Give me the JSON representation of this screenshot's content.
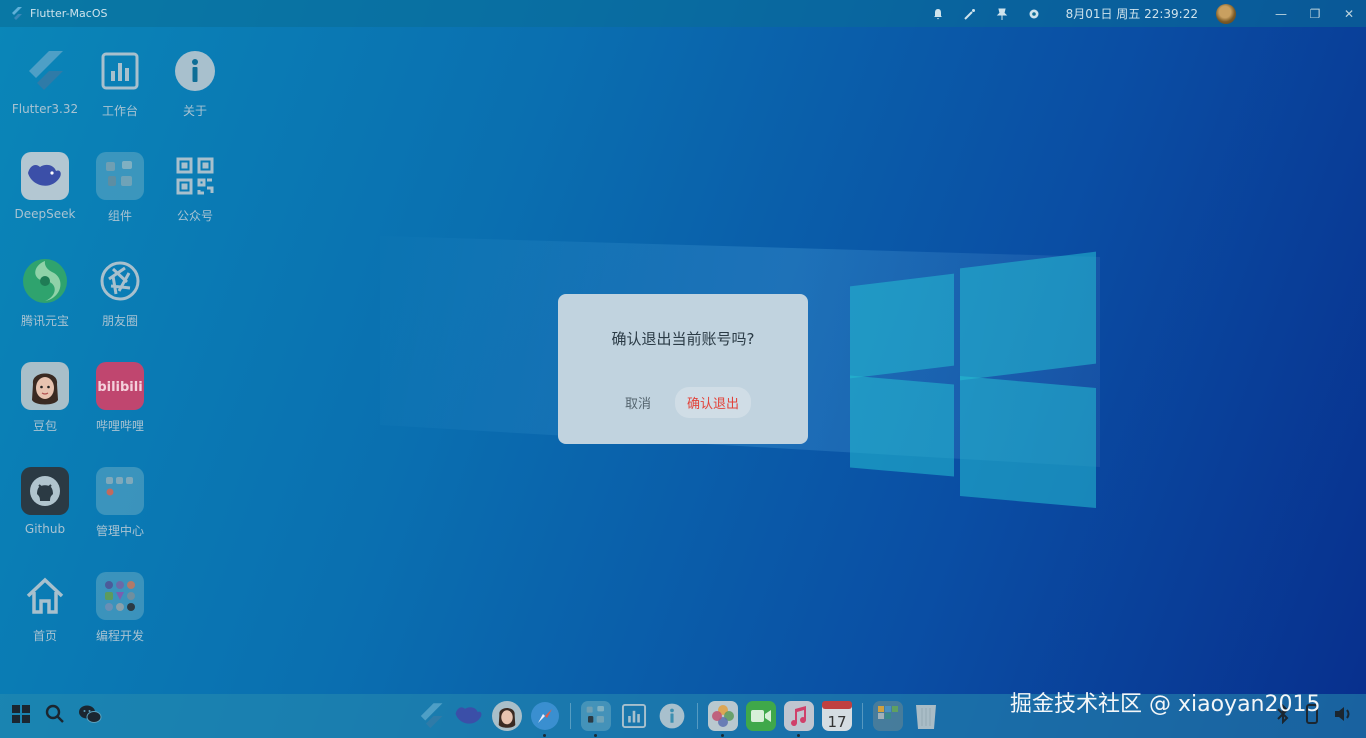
{
  "window": {
    "title": "Flutter-MacOS"
  },
  "topbar": {
    "datetime": "8月01日 周五 22:39:22",
    "icons": [
      "bell-icon",
      "magic-wand-icon",
      "pin-icon",
      "gear-icon",
      "avatar",
      "minimize-icon",
      "restore-icon",
      "close-icon"
    ],
    "minimize_glyph": "—",
    "restore_glyph": "❐",
    "close_glyph": "✕"
  },
  "desktop": {
    "icons": [
      {
        "label": "Flutter3.32",
        "icon": "flutter-icon"
      },
      {
        "label": "工作台",
        "icon": "dashboard-icon"
      },
      {
        "label": "关于",
        "icon": "info-icon"
      },
      {
        "label": "DeepSeek",
        "icon": "deepseek-icon"
      },
      {
        "label": "组件",
        "icon": "widgets-folder-icon"
      },
      {
        "label": "公众号",
        "icon": "qrcode-icon"
      },
      {
        "label": "腾讯元宝",
        "icon": "yuanbao-icon"
      },
      {
        "label": "朋友圈",
        "icon": "moments-icon"
      },
      {
        "label": "豆包",
        "icon": "doubao-icon"
      },
      {
        "label": "哔哩哔哩",
        "icon": "bilibili-icon"
      },
      {
        "label": "Github",
        "icon": "github-icon"
      },
      {
        "label": "管理中心",
        "icon": "admin-folder-icon"
      },
      {
        "label": "首页",
        "icon": "home-icon"
      },
      {
        "label": "编程开发",
        "icon": "dev-folder-icon"
      }
    ]
  },
  "dialog": {
    "message": "确认退出当前账号吗?",
    "cancel_label": "取消",
    "confirm_label": "确认退出"
  },
  "taskbar": {
    "left_icons": [
      "windows-start-icon",
      "search-icon",
      "wechat-icon"
    ],
    "dock": [
      "flutter-icon",
      "deepseek-icon",
      "doubao-icon",
      "safari-icon",
      "widgets-folder-icon",
      "dashboard-icon",
      "info-icon",
      "photos-icon",
      "facetime-icon",
      "music-icon",
      "calendar-icon",
      "apps-folder-icon",
      "trash-icon"
    ],
    "calendar_day": "17",
    "right_icons": [
      "bluetooth-icon",
      "phone-icon",
      "volume-icon"
    ]
  },
  "watermark": "掘金技术社区 @ xiaoyan2015",
  "colors": {
    "confirm": "#e2433a",
    "dialog_bg": "#c1d3df"
  }
}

Problem to work on :: The records above should be reproduced exactly, with no pictures included.

Written answer ::
Give me the JSON representation of this screenshot's content.
{
  "window": {
    "title": "Flutter-MacOS"
  },
  "topbar": {
    "datetime": "8月01日 周五 22:39:22",
    "icons": [
      "bell-icon",
      "magic-wand-icon",
      "pin-icon",
      "gear-icon",
      "avatar",
      "minimize-icon",
      "restore-icon",
      "close-icon"
    ],
    "minimize_glyph": "—",
    "restore_glyph": "❐",
    "close_glyph": "✕"
  },
  "desktop": {
    "icons": [
      {
        "label": "Flutter3.32",
        "icon": "flutter-icon"
      },
      {
        "label": "工作台",
        "icon": "dashboard-icon"
      },
      {
        "label": "关于",
        "icon": "info-icon"
      },
      {
        "label": "DeepSeek",
        "icon": "deepseek-icon"
      },
      {
        "label": "组件",
        "icon": "widgets-folder-icon"
      },
      {
        "label": "公众号",
        "icon": "qrcode-icon"
      },
      {
        "label": "腾讯元宝",
        "icon": "yuanbao-icon"
      },
      {
        "label": "朋友圈",
        "icon": "moments-icon"
      },
      {
        "label": "豆包",
        "icon": "doubao-icon"
      },
      {
        "label": "哔哩哔哩",
        "icon": "bilibili-icon"
      },
      {
        "label": "Github",
        "icon": "github-icon"
      },
      {
        "label": "管理中心",
        "icon": "admin-folder-icon"
      },
      {
        "label": "首页",
        "icon": "home-icon"
      },
      {
        "label": "编程开发",
        "icon": "dev-folder-icon"
      }
    ]
  },
  "dialog": {
    "message": "确认退出当前账号吗?",
    "cancel_label": "取消",
    "confirm_label": "确认退出"
  },
  "taskbar": {
    "left_icons": [
      "windows-start-icon",
      "search-icon",
      "wechat-icon"
    ],
    "dock": [
      "flutter-icon",
      "deepseek-icon",
      "doubao-icon",
      "safari-icon",
      "widgets-folder-icon",
      "dashboard-icon",
      "info-icon",
      "photos-icon",
      "facetime-icon",
      "music-icon",
      "calendar-icon",
      "apps-folder-icon",
      "trash-icon"
    ],
    "calendar_day": "17",
    "right_icons": [
      "bluetooth-icon",
      "phone-icon",
      "volume-icon"
    ]
  },
  "watermark": "掘金技术社区 @ xiaoyan2015",
  "colors": {
    "confirm": "#e2433a",
    "dialog_bg": "#c1d3df"
  }
}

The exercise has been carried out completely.